- **INSTRUCTIONS TO FOLLOW**:
Restate the full set of records exactly, word for word.

---- EXERCISE INPUT

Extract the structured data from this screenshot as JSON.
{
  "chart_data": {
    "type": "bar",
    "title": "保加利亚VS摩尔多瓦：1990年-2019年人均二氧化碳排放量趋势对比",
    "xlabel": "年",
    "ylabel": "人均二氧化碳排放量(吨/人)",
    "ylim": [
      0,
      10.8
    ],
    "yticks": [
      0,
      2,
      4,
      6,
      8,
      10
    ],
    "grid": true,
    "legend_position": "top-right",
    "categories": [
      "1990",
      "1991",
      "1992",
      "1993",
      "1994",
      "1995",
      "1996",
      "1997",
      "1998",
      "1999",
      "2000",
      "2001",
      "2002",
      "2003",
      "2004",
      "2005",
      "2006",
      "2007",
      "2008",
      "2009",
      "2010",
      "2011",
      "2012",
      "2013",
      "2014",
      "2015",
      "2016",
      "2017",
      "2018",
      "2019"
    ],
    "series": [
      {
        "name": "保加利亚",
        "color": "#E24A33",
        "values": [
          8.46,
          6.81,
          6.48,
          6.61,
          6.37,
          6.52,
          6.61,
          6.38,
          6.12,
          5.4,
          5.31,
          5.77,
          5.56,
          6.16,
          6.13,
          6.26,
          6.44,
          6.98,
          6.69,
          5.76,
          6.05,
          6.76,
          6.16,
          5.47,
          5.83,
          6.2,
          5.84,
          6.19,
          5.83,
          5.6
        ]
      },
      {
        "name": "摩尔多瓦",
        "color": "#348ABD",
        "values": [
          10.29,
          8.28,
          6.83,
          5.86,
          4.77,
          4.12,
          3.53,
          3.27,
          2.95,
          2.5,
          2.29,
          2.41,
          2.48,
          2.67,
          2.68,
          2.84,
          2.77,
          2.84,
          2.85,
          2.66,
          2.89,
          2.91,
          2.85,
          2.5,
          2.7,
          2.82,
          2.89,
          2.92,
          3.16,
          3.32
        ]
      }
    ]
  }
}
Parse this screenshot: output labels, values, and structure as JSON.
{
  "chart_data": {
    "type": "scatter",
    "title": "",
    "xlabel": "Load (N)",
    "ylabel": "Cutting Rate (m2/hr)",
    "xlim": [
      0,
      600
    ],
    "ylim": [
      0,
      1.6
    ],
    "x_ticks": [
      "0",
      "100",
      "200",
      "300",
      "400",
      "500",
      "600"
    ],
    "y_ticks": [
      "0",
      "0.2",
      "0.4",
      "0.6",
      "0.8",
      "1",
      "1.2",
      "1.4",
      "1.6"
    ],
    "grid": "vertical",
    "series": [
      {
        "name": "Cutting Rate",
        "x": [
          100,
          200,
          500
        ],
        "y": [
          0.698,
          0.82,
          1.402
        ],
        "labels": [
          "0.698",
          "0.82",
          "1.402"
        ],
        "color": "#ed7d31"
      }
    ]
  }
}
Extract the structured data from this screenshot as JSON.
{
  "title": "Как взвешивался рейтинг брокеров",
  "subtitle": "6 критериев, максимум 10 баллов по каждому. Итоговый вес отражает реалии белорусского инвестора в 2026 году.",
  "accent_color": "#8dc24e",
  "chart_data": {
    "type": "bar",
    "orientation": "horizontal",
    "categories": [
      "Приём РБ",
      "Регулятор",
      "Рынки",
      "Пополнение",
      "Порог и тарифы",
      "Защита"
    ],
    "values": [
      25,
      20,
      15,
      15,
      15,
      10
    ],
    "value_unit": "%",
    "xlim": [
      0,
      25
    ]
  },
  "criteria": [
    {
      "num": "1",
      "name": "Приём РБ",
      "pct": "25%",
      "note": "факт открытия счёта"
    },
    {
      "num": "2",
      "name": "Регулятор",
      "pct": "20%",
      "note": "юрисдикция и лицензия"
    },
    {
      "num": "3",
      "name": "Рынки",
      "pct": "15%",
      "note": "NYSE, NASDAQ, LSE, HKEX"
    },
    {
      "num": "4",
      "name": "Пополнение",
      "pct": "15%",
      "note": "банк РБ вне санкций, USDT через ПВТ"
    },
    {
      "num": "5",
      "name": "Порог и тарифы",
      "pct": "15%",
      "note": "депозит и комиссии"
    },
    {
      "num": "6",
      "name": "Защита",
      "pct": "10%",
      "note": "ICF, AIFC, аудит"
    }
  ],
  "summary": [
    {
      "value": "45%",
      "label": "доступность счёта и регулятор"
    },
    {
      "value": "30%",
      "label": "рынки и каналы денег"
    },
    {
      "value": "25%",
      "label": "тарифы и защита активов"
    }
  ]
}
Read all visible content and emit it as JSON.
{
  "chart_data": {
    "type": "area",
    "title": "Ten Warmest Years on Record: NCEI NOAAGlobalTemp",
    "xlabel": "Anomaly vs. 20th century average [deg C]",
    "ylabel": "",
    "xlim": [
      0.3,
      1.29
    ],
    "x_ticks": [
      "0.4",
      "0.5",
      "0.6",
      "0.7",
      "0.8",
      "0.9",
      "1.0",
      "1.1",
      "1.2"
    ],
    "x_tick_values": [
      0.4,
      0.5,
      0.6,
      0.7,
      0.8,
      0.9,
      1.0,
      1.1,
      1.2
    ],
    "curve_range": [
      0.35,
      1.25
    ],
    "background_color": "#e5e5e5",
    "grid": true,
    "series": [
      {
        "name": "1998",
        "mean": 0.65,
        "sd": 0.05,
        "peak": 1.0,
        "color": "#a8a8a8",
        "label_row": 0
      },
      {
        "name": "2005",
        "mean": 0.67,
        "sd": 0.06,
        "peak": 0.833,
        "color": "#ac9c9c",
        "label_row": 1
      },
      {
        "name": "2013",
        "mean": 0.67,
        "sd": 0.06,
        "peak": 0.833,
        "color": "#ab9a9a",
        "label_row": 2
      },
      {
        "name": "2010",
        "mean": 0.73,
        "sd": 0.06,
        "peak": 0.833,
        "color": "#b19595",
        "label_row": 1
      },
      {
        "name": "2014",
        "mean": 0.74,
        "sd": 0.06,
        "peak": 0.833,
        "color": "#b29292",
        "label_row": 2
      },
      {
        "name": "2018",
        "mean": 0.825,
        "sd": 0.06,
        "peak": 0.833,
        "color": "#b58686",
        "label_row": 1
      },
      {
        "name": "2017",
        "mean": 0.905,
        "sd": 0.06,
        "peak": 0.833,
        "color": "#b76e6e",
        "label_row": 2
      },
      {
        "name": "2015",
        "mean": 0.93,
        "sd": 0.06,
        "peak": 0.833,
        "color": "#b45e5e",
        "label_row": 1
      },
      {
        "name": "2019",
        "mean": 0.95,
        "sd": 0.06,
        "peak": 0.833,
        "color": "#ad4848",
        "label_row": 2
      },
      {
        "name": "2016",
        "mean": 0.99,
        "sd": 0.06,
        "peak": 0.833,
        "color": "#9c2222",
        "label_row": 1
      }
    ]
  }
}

--------

- **PROBLEM SOLUTION**:
Extract the structured data from this screenshot as JSON.
{
  "chart_data": {
    "type": "bar",
    "title": "保加利亚VS摩尔多瓦：1990年-2019年人均二氧化碳排放量趋势对比",
    "xlabel": "年",
    "ylabel": "人均二氧化碳排放量(吨/人)",
    "ylim": [
      0,
      10.8
    ],
    "yticks": [
      0,
      2,
      4,
      6,
      8,
      10
    ],
    "grid": true,
    "legend_position": "top-right",
    "categories": [
      "1990",
      "1991",
      "1992",
      "1993",
      "1994",
      "1995",
      "1996",
      "1997",
      "1998",
      "1999",
      "2000",
      "2001",
      "2002",
      "2003",
      "2004",
      "2005",
      "2006",
      "2007",
      "2008",
      "2009",
      "2010",
      "2011",
      "2012",
      "2013",
      "2014",
      "2015",
      "2016",
      "2017",
      "2018",
      "2019"
    ],
    "series": [
      {
        "name": "保加利亚",
        "color": "#E24A33",
        "values": [
          8.46,
          6.81,
          6.48,
          6.61,
          6.37,
          6.52,
          6.61,
          6.38,
          6.12,
          5.4,
          5.31,
          5.77,
          5.56,
          6.16,
          6.13,
          6.26,
          6.44,
          6.98,
          6.69,
          5.76,
          6.05,
          6.76,
          6.16,
          5.47,
          5.83,
          6.2,
          5.84,
          6.19,
          5.83,
          5.6
        ]
      },
      {
        "name": "摩尔多瓦",
        "color": "#348ABD",
        "values": [
          10.29,
          8.28,
          6.83,
          5.86,
          4.77,
          4.12,
          3.53,
          3.27,
          2.95,
          2.5,
          2.29,
          2.41,
          2.48,
          2.67,
          2.68,
          2.84,
          2.77,
          2.84,
          2.85,
          2.66,
          2.89,
          2.91,
          2.85,
          2.5,
          2.7,
          2.82,
          2.89,
          2.92,
          3.16,
          3.32
        ]
      }
    ]
  }
}
Parse this screenshot: output labels, values, and structure as JSON.
{
  "chart_data": {
    "type": "scatter",
    "title": "",
    "xlabel": "Load (N)",
    "ylabel": "Cutting Rate (m2/hr)",
    "xlim": [
      0,
      600
    ],
    "ylim": [
      0,
      1.6
    ],
    "x_ticks": [
      "0",
      "100",
      "200",
      "300",
      "400",
      "500",
      "600"
    ],
    "y_ticks": [
      "0",
      "0.2",
      "0.4",
      "0.6",
      "0.8",
      "1",
      "1.2",
      "1.4",
      "1.6"
    ],
    "grid": "vertical",
    "series": [
      {
        "name": "Cutting Rate",
        "x": [
          100,
          200,
          500
        ],
        "y": [
          0.698,
          0.82,
          1.402
        ],
        "labels": [
          "0.698",
          "0.82",
          "1.402"
        ],
        "color": "#ed7d31"
      }
    ]
  }
}
Extract the structured data from this screenshot as JSON.
{
  "title": "Как взвешивался рейтинг брокеров",
  "subtitle": "6 критериев, максимум 10 баллов по каждому. Итоговый вес отражает реалии белорусского инвестора в 2026 году.",
  "accent_color": "#8dc24e",
  "chart_data": {
    "type": "bar",
    "orientation": "horizontal",
    "categories": [
      "Приём РБ",
      "Регулятор",
      "Рынки",
      "Пополнение",
      "Порог и тарифы",
      "Защита"
    ],
    "values": [
      25,
      20,
      15,
      15,
      15,
      10
    ],
    "value_unit": "%",
    "xlim": [
      0,
      25
    ]
  },
  "criteria": [
    {
      "num": "1",
      "name": "Приём РБ",
      "pct": "25%",
      "note": "факт открытия счёта"
    },
    {
      "num": "2",
      "name": "Регулятор",
      "pct": "20%",
      "note": "юрисдикция и лицензия"
    },
    {
      "num": "3",
      "name": "Рынки",
      "pct": "15%",
      "note": "NYSE, NASDAQ, LSE, HKEX"
    },
    {
      "num": "4",
      "name": "Пополнение",
      "pct": "15%",
      "note": "банк РБ вне санкций, USDT через ПВТ"
    },
    {
      "num": "5",
      "name": "Порог и тарифы",
      "pct": "15%",
      "note": "депозит и комиссии"
    },
    {
      "num": "6",
      "name": "Защита",
      "pct": "10%",
      "note": "ICF, AIFC, аудит"
    }
  ],
  "summary": [
    {
      "value": "45%",
      "label": "доступность счёта и регулятор"
    },
    {
      "value": "30%",
      "label": "рынки и каналы денег"
    },
    {
      "value": "25%",
      "label": "тарифы и защита активов"
    }
  ]
}
Read all visible content and emit it as JSON.
{
  "chart_data": {
    "type": "area",
    "title": "Ten Warmest Years on Record: NCEI NOAAGlobalTemp",
    "xlabel": "Anomaly vs. 20th century average [deg C]",
    "ylabel": "",
    "xlim": [
      0.3,
      1.29
    ],
    "x_ticks": [
      "0.4",
      "0.5",
      "0.6",
      "0.7",
      "0.8",
      "0.9",
      "1.0",
      "1.1",
      "1.2"
    ],
    "x_tick_values": [
      0.4,
      0.5,
      0.6,
      0.7,
      0.8,
      0.9,
      1.0,
      1.1,
      1.2
    ],
    "curve_range": [
      0.35,
      1.25
    ],
    "background_color": "#e5e5e5",
    "grid": true,
    "series": [
      {
        "name": "1998",
        "mean": 0.65,
        "sd": 0.05,
        "peak": 1.0,
        "color": "#a8a8a8",
        "label_row": 0
      },
      {
        "name": "2005",
        "mean": 0.67,
        "sd": 0.06,
        "peak": 0.833,
        "color": "#ac9c9c",
        "label_row": 1
      },
      {
        "name": "2013",
        "mean": 0.67,
        "sd": 0.06,
        "peak": 0.833,
        "color": "#ab9a9a",
        "label_row": 2
      },
      {
        "name": "2010",
        "mean": 0.73,
        "sd": 0.06,
        "peak": 0.833,
        "color": "#b19595",
        "label_row": 1
      },
      {
        "name": "2014",
        "mean": 0.74,
        "sd": 0.06,
        "peak": 0.833,
        "color": "#b29292",
        "label_row": 2
      },
      {
        "name": "2018",
        "mean": 0.825,
        "sd": 0.06,
        "peak": 0.833,
        "color": "#b58686",
        "label_row": 1
      },
      {
        "name": "2017",
        "mean": 0.905,
        "sd": 0.06,
        "peak": 0.833,
        "color": "#b76e6e",
        "label_row": 2
      },
      {
        "name": "2015",
        "mean": 0.93,
        "sd": 0.06,
        "peak": 0.833,
        "color": "#b45e5e",
        "label_row": 1
      },
      {
        "name": "2019",
        "mean": 0.95,
        "sd": 0.06,
        "peak": 0.833,
        "color": "#ad4848",
        "label_row": 2
      },
      {
        "name": "2016",
        "mean": 0.99,
        "sd": 0.06,
        "peak": 0.833,
        "color": "#9c2222",
        "label_row": 1
      }
    ]
  }
}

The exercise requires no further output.